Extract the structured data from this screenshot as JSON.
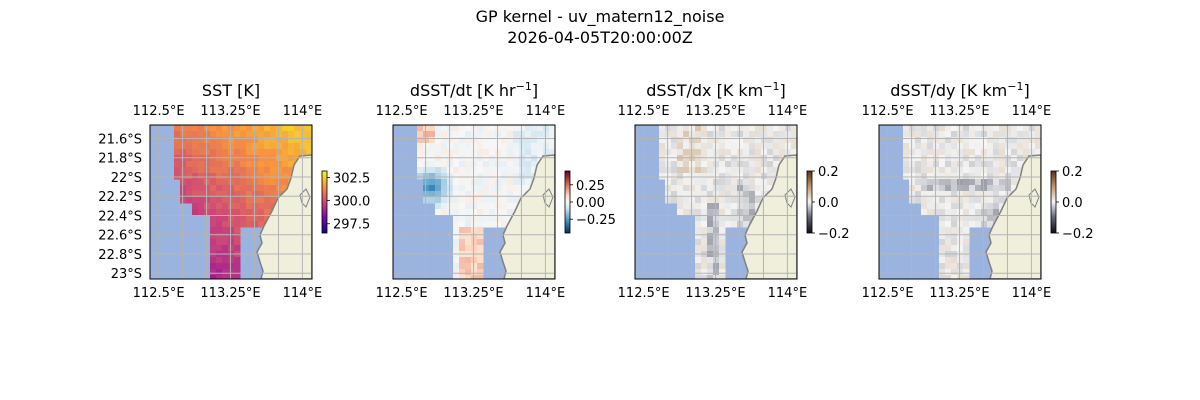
{
  "figure": {
    "title": "GP kernel - uv_matern12_noise",
    "timestamp": "2026-04-05T20:00:00Z"
  },
  "colors": {
    "ocean_mask": "#9bb3df",
    "land": "#efefdb",
    "coast": "#808080",
    "grid": "#b4b4b4"
  },
  "chart_data": [
    {
      "type": "heatmap",
      "title": "SST [K]",
      "title_main": "SST [K]",
      "title_sup": "",
      "title_tail": "",
      "field": "sst",
      "colormap": "plasma",
      "vlim": [
        296.5,
        303.2
      ],
      "lon_ticks": [
        "112.5°E",
        "113.25°E",
        "114°E"
      ],
      "lat_ticks": [
        "21.6°S",
        "21.8°S",
        "22°S",
        "22.2°S",
        "22.4°S",
        "22.6°S",
        "22.8°S",
        "23°S"
      ],
      "show_lat_labels": true,
      "colorbar_ticks": [
        {
          "value": 302.5,
          "label": "302.5"
        },
        {
          "value": 300.0,
          "label": "300.0"
        },
        {
          "value": 297.5,
          "label": "297.5"
        }
      ]
    },
    {
      "type": "heatmap",
      "title": "dSST/dt [K hr−1]",
      "title_main": "dSST/dt [K hr",
      "title_sup": "−1",
      "title_tail": "]",
      "field": "dsst_dt",
      "colormap": "RdBu_r",
      "vlim": [
        -0.45,
        0.45
      ],
      "lon_ticks": [
        "112.5°E",
        "113.25°E",
        "114°E"
      ],
      "lat_ticks": [],
      "show_lat_labels": false,
      "colorbar_ticks": [
        {
          "value": 0.25,
          "label": "0.25"
        },
        {
          "value": 0.0,
          "label": "0.00"
        },
        {
          "value": -0.25,
          "label": "−0.25"
        }
      ]
    },
    {
      "type": "heatmap",
      "title": "dSST/dx [K km−1]",
      "title_main": "dSST/dx [K km",
      "title_sup": "−1",
      "title_tail": "]",
      "field": "dsst_dx",
      "colormap": "diverging_brown",
      "vlim": [
        -0.2,
        0.2
      ],
      "lon_ticks": [
        "112.5°E",
        "113.25°E",
        "114°E"
      ],
      "lat_ticks": [],
      "show_lat_labels": false,
      "colorbar_ticks": [
        {
          "value": 0.2,
          "label": "0.2"
        },
        {
          "value": 0.0,
          "label": "0.0"
        },
        {
          "value": -0.2,
          "label": "−0.2"
        }
      ]
    },
    {
      "type": "heatmap",
      "title": "dSST/dy [K km−1]",
      "title_main": "dSST/dy [K km",
      "title_sup": "−1",
      "title_tail": "]",
      "field": "dsst_dy",
      "colormap": "diverging_brown",
      "vlim": [
        -0.2,
        0.2
      ],
      "lon_ticks": [
        "112.5°E",
        "113.25°E",
        "114°E"
      ],
      "lat_ticks": [],
      "show_lat_labels": false,
      "colorbar_ticks": [
        {
          "value": 0.2,
          "label": "0.2"
        },
        {
          "value": 0.0,
          "label": "0.0"
        },
        {
          "value": -0.2,
          "label": "−0.2"
        }
      ]
    }
  ]
}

━━━━━━━━━━━━━━━━━━━━

> _CHALLENGE_
Exclude the pictures, and transcribe all of the material exactly.

> _SOLUTION TO THE EXERCISE_
Extract the structured data from this screenshot as JSON.
{
  "figure": {
    "title": "GP kernel - uv_matern12_noise",
    "timestamp": "2026-04-05T20:00:00Z"
  },
  "colors": {
    "ocean_mask": "#9bb3df",
    "land": "#efefdb",
    "coast": "#808080",
    "grid": "#b4b4b4"
  },
  "chart_data": [
    {
      "type": "heatmap",
      "title": "SST [K]",
      "title_main": "SST [K]",
      "title_sup": "",
      "title_tail": "",
      "field": "sst",
      "colormap": "plasma",
      "vlim": [
        296.5,
        303.2
      ],
      "lon_ticks": [
        "112.5°E",
        "113.25°E",
        "114°E"
      ],
      "lat_ticks": [
        "21.6°S",
        "21.8°S",
        "22°S",
        "22.2°S",
        "22.4°S",
        "22.6°S",
        "22.8°S",
        "23°S"
      ],
      "show_lat_labels": true,
      "colorbar_ticks": [
        {
          "value": 302.5,
          "label": "302.5"
        },
        {
          "value": 300.0,
          "label": "300.0"
        },
        {
          "value": 297.5,
          "label": "297.5"
        }
      ]
    },
    {
      "type": "heatmap",
      "title": "dSST/dt [K hr−1]",
      "title_main": "dSST/dt [K hr",
      "title_sup": "−1",
      "title_tail": "]",
      "field": "dsst_dt",
      "colormap": "RdBu_r",
      "vlim": [
        -0.45,
        0.45
      ],
      "lon_ticks": [
        "112.5°E",
        "113.25°E",
        "114°E"
      ],
      "lat_ticks": [],
      "show_lat_labels": false,
      "colorbar_ticks": [
        {
          "value": 0.25,
          "label": "0.25"
        },
        {
          "value": 0.0,
          "label": "0.00"
        },
        {
          "value": -0.25,
          "label": "−0.25"
        }
      ]
    },
    {
      "type": "heatmap",
      "title": "dSST/dx [K km−1]",
      "title_main": "dSST/dx [K km",
      "title_sup": "−1",
      "title_tail": "]",
      "field": "dsst_dx",
      "colormap": "diverging_brown",
      "vlim": [
        -0.2,
        0.2
      ],
      "lon_ticks": [
        "112.5°E",
        "113.25°E",
        "114°E"
      ],
      "lat_ticks": [],
      "show_lat_labels": false,
      "colorbar_ticks": [
        {
          "value": 0.2,
          "label": "0.2"
        },
        {
          "value": 0.0,
          "label": "0.0"
        },
        {
          "value": -0.2,
          "label": "−0.2"
        }
      ]
    },
    {
      "type": "heatmap",
      "title": "dSST/dy [K km−1]",
      "title_main": "dSST/dy [K km",
      "title_sup": "−1",
      "title_tail": "]",
      "field": "dsst_dy",
      "colormap": "diverging_brown",
      "vlim": [
        -0.2,
        0.2
      ],
      "lon_ticks": [
        "112.5°E",
        "113.25°E",
        "114°E"
      ],
      "lat_ticks": [],
      "show_lat_labels": false,
      "colorbar_ticks": [
        {
          "value": 0.2,
          "label": "0.2"
        },
        {
          "value": 0.0,
          "label": "0.0"
        },
        {
          "value": -0.2,
          "label": "−0.2"
        }
      ]
    }
  ]
}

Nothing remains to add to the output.